--- Begin EXERCISE DATA ---

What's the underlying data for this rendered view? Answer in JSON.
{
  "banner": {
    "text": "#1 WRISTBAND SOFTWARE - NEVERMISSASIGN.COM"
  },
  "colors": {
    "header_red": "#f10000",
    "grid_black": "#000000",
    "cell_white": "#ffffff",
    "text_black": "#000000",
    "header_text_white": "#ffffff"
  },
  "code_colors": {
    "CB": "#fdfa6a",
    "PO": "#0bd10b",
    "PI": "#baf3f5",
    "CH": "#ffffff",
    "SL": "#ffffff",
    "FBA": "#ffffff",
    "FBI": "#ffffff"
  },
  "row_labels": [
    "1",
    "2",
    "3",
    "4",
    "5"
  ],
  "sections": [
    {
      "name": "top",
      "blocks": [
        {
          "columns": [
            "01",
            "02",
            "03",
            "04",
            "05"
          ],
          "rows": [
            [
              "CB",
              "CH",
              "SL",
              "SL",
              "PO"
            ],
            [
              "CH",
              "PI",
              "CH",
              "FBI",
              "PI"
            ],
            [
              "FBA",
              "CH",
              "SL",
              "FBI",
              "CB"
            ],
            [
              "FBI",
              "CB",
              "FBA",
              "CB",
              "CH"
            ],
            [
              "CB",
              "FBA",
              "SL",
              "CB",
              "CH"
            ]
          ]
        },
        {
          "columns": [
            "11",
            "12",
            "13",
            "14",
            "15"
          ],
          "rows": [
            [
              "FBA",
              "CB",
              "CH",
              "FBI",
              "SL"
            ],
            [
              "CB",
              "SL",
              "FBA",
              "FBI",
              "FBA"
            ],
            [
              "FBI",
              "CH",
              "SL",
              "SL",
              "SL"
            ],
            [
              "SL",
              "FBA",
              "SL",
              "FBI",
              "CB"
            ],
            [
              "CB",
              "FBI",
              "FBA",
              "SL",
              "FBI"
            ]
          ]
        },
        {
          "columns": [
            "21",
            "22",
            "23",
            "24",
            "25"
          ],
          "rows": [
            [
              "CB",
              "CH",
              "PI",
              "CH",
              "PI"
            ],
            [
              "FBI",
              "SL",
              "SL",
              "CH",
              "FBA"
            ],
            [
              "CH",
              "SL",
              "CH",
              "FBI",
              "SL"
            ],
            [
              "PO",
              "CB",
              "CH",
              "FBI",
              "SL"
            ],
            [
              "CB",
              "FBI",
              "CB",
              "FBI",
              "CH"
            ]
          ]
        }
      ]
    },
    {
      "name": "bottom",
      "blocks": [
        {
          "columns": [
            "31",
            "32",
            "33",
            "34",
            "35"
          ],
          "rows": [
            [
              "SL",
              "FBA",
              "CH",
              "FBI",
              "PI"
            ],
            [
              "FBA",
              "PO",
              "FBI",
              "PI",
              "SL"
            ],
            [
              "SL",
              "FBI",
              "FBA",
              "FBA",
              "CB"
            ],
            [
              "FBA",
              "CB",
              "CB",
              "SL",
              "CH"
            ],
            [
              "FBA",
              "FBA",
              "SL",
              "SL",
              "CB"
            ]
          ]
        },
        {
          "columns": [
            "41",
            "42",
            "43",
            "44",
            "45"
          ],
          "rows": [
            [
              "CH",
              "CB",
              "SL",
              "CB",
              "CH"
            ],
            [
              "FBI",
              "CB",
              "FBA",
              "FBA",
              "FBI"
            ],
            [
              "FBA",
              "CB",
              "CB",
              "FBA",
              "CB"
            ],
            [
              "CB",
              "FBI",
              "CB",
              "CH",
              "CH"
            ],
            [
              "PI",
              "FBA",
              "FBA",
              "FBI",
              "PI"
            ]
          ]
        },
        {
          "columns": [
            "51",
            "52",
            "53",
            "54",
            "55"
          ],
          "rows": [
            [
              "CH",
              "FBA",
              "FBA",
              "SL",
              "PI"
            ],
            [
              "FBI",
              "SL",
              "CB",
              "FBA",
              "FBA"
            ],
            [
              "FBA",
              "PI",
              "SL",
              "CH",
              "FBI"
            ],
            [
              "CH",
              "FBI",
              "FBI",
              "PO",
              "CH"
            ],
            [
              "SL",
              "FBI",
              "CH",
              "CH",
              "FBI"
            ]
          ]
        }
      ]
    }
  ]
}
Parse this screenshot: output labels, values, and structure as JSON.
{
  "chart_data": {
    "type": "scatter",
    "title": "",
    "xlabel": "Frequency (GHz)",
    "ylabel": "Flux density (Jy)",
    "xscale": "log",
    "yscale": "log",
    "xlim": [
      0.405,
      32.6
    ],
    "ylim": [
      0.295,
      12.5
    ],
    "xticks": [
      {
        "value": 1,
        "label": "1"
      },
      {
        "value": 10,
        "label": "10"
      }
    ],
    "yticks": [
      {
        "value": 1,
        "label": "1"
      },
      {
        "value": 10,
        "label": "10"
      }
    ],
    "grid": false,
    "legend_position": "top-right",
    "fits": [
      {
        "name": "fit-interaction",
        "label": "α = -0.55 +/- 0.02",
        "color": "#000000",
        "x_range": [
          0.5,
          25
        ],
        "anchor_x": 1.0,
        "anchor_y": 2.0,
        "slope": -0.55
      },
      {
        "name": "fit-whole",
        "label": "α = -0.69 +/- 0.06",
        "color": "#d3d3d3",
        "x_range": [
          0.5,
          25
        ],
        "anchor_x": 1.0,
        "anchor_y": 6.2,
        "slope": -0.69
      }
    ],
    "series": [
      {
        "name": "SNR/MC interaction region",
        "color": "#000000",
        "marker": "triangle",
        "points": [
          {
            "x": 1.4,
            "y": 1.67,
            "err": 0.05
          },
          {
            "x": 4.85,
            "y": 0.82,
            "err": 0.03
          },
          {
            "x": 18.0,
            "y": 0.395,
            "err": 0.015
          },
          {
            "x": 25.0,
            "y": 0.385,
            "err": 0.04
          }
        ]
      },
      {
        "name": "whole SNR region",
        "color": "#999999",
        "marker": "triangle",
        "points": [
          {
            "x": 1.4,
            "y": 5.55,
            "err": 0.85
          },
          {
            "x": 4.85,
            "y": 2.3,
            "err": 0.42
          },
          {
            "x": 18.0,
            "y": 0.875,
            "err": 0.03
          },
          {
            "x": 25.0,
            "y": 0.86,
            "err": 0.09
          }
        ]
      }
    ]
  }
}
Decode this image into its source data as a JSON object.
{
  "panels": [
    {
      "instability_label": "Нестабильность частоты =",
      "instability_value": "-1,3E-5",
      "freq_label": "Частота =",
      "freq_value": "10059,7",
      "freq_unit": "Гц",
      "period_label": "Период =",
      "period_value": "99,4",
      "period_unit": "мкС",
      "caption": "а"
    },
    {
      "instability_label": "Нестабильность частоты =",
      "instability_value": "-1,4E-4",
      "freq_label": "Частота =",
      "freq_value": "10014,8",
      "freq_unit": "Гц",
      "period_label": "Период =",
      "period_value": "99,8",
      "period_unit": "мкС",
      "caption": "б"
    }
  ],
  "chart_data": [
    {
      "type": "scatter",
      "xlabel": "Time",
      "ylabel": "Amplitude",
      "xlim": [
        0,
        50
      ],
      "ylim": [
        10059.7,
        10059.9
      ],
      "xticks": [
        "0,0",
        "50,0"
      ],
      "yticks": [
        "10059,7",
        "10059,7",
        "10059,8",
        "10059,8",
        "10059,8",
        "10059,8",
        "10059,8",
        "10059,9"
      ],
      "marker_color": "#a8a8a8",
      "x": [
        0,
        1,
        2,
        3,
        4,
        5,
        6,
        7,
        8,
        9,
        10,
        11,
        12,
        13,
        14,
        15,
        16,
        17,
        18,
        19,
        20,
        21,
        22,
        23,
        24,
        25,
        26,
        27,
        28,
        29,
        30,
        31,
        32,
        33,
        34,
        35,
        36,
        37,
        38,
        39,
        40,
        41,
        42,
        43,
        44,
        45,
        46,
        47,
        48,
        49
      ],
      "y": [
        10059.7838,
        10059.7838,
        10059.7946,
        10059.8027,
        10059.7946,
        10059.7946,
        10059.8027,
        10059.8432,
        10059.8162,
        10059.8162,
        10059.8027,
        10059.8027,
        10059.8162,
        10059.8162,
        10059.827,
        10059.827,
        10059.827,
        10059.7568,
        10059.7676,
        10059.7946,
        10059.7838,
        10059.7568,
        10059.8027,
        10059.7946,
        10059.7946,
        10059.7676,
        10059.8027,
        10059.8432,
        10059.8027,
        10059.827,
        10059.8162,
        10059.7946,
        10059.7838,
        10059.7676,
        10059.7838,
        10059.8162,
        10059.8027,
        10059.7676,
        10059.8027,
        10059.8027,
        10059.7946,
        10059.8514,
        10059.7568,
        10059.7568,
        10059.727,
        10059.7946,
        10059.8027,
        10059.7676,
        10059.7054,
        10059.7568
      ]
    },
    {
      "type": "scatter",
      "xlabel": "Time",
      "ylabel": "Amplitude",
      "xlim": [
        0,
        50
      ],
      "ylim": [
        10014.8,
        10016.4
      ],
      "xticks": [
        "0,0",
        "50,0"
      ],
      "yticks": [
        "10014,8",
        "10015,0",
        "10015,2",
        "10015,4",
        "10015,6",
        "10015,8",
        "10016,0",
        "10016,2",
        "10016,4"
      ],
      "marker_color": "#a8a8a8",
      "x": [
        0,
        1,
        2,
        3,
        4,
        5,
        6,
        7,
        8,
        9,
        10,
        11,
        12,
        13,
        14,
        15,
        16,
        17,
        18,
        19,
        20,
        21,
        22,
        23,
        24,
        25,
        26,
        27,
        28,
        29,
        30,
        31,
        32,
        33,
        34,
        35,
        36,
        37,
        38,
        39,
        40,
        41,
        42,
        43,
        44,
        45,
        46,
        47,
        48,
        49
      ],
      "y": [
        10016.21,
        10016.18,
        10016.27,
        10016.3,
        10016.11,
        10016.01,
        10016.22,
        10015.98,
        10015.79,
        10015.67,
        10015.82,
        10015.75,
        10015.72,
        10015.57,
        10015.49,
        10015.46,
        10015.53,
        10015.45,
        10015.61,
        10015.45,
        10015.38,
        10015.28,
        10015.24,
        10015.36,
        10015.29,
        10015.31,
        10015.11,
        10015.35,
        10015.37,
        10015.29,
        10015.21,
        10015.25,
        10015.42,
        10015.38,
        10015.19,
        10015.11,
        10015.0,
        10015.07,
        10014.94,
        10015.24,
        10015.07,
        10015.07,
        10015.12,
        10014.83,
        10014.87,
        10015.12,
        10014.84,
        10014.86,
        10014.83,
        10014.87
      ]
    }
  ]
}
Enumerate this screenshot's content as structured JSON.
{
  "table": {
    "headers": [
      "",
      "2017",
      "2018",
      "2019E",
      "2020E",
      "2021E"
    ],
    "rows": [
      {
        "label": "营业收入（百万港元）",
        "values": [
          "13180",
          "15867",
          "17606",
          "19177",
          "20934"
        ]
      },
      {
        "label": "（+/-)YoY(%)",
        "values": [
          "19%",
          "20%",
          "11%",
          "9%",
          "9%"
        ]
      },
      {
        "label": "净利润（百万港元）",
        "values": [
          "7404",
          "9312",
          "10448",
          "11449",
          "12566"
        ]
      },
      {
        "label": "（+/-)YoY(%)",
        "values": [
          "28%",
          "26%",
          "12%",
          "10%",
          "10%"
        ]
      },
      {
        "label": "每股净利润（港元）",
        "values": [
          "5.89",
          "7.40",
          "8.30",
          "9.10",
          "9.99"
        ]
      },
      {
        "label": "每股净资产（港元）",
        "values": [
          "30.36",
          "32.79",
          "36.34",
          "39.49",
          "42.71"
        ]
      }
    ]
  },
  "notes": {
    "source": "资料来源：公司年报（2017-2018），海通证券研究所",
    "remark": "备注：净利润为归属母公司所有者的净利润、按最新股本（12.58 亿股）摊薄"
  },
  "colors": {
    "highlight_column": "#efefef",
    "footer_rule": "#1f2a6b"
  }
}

--- End EXERCISE DATA ---

• [TASK DESCRIPTION]: Copy out every line of the listing that includes the string "ffffff".

• [RESPONSE TO THIS EXERCISE]:
    "cell_white": "#ffffff",
    "header_text_white": "#ffffff"
    "CH": "#ffffff",
    "SL": "#ffffff",
    "FBA": "#ffffff",
    "FBI": "#ffffff"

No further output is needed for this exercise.